**The request**
Look through the material below for "type". Copy every line that contains it.

Figure contents as structured data:
────

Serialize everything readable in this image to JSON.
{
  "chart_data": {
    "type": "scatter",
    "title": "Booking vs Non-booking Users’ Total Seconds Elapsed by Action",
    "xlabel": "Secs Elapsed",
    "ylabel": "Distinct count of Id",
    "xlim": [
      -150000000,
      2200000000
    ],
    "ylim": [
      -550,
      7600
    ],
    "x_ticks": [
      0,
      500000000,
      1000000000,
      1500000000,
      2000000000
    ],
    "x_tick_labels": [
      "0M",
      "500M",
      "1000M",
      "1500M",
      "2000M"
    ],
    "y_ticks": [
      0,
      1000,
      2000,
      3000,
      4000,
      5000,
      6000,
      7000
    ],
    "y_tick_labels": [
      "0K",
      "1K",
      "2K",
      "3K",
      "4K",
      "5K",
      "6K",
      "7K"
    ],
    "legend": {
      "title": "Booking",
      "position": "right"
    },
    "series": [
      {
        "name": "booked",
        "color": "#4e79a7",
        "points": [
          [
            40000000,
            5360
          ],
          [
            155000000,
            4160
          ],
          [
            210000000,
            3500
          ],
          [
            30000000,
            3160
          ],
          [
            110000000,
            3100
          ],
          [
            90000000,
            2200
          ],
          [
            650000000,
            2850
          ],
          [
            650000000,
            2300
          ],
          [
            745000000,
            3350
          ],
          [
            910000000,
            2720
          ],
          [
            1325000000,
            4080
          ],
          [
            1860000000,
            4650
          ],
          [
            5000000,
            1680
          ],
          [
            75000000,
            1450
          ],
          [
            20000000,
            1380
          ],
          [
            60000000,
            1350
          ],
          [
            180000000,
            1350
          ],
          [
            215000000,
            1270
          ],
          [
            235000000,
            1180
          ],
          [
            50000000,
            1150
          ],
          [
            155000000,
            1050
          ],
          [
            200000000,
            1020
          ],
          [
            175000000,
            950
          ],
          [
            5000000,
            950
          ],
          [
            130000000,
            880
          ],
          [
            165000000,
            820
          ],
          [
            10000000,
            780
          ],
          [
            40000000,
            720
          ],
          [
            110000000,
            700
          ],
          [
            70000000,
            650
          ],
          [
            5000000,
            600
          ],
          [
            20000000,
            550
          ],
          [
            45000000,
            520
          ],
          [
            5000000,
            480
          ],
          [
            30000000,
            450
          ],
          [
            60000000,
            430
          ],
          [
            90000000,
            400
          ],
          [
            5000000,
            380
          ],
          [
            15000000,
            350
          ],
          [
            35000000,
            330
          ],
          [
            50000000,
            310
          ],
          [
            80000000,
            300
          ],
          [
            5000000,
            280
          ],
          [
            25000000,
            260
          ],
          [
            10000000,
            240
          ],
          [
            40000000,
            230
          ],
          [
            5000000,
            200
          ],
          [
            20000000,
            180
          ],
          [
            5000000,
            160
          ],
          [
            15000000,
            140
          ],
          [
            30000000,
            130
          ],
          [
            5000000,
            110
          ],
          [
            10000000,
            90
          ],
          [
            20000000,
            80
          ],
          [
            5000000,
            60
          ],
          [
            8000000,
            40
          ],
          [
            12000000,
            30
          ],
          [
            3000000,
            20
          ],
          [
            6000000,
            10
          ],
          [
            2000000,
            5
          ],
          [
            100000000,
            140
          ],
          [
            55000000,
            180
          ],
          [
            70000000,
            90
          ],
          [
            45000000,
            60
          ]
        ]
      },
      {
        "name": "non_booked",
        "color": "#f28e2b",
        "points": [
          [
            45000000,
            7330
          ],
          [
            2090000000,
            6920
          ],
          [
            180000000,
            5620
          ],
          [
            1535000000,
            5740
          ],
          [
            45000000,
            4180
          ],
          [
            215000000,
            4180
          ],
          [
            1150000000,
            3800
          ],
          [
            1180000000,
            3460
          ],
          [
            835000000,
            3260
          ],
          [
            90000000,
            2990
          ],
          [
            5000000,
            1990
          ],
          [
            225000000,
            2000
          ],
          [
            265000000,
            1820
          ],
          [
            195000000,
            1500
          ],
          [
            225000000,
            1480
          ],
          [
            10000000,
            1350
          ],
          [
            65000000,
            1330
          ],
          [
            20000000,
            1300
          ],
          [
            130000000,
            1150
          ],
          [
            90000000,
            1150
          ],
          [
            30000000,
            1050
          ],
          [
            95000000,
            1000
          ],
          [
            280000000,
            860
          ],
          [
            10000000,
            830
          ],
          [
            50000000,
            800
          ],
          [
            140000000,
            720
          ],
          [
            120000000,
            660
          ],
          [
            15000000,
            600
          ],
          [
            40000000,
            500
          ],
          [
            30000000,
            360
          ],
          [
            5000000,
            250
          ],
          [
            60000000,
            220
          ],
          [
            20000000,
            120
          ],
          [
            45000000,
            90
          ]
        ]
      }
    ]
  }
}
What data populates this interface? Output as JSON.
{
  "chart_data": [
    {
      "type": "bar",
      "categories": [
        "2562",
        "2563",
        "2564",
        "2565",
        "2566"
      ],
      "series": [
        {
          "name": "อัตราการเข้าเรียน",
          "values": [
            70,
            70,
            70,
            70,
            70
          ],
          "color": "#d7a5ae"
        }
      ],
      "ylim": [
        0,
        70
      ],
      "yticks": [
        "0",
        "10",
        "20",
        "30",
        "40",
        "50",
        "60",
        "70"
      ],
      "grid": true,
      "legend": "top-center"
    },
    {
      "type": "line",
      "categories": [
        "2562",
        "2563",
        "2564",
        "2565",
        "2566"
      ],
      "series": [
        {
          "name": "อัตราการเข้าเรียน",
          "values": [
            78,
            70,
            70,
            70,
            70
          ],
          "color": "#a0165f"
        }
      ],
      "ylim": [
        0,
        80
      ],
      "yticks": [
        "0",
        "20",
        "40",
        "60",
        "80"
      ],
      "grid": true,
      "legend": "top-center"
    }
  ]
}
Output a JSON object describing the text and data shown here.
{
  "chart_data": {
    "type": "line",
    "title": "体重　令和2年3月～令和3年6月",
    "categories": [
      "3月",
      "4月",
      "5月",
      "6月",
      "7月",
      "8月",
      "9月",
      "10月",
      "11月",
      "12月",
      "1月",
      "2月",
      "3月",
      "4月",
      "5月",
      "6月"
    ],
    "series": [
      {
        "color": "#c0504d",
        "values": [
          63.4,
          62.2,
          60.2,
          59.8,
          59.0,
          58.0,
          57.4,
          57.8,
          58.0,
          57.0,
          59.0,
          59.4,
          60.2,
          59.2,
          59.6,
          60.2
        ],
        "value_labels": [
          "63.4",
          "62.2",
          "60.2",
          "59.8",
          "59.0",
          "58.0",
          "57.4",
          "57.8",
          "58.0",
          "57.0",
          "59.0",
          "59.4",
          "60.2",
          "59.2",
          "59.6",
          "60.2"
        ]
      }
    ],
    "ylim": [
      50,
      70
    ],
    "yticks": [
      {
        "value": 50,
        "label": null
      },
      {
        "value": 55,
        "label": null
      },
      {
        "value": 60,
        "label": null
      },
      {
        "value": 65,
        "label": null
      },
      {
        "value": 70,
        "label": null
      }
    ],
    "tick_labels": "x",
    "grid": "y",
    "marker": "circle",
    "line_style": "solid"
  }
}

────

**The reply**
    "type": "scatter",
      "type": "bar",
      "type": "line",
    "type": "line",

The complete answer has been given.